§ **GIVEN EXERCISE**
Scan the records for the string "monatlich"; copy each line where it occurs.
——
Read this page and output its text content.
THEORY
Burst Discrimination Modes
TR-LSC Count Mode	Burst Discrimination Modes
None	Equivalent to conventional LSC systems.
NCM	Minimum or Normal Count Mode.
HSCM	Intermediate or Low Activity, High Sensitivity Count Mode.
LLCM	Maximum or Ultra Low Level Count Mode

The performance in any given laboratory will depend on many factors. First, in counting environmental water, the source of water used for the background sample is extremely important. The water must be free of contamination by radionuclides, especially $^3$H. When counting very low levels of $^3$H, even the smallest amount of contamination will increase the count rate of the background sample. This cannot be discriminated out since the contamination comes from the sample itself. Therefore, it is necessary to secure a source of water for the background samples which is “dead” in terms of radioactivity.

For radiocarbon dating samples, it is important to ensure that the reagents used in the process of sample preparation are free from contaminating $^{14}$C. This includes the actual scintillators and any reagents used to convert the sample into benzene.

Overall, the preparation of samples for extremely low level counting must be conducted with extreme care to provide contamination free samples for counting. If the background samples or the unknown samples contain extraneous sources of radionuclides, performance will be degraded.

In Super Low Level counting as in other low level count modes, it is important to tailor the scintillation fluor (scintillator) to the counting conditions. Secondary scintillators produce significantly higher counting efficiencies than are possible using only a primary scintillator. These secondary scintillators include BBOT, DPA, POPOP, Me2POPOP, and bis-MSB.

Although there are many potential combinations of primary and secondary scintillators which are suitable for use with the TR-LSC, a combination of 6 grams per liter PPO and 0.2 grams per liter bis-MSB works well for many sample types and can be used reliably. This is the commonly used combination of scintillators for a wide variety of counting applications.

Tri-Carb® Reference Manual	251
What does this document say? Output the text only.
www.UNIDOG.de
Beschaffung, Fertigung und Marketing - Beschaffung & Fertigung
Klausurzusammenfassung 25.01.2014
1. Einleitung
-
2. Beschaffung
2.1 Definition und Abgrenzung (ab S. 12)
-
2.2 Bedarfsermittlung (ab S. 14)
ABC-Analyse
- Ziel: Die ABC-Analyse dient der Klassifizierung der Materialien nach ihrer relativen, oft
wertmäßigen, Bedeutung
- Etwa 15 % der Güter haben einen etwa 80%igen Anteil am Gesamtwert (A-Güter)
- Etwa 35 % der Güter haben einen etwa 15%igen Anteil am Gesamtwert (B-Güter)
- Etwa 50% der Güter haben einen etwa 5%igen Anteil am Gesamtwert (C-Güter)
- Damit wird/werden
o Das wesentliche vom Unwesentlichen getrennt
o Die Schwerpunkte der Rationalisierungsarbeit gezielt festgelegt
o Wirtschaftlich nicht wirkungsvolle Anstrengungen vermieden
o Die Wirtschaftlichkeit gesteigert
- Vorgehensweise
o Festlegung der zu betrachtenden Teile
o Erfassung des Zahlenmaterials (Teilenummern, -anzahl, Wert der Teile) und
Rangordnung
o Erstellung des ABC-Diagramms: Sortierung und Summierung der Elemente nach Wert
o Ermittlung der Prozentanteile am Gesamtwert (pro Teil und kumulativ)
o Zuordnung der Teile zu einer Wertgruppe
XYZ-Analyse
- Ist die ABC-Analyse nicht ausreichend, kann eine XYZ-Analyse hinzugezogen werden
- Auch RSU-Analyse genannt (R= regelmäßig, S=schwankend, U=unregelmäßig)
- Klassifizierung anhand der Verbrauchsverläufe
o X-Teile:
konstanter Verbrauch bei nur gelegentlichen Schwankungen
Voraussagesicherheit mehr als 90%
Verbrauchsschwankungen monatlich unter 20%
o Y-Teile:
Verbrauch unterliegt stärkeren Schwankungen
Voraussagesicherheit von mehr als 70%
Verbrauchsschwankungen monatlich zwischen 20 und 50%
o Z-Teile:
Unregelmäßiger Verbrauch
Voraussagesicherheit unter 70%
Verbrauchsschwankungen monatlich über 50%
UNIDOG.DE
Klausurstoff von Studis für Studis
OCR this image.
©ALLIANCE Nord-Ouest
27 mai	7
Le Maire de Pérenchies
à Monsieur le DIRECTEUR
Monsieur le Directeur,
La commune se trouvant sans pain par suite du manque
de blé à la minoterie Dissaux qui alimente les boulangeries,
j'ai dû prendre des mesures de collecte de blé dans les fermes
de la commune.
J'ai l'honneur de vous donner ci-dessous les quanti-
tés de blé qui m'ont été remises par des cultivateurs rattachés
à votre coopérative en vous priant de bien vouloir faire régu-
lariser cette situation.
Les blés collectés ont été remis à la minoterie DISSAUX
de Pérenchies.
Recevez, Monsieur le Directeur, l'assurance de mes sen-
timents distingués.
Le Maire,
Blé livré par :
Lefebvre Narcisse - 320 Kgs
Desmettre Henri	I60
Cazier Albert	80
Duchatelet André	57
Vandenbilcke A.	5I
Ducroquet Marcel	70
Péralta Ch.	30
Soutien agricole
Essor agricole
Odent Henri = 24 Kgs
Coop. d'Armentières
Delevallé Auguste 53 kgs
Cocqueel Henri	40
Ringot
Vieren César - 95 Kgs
——
§ **ANSWER FOR THIS EXERCISE**
Verbrauchsschwankungen monatlich unter 20%
Verbrauchsschwankungen monatlich zwischen 20 und 50%
Verbrauchsschwankungen monatlich über 50%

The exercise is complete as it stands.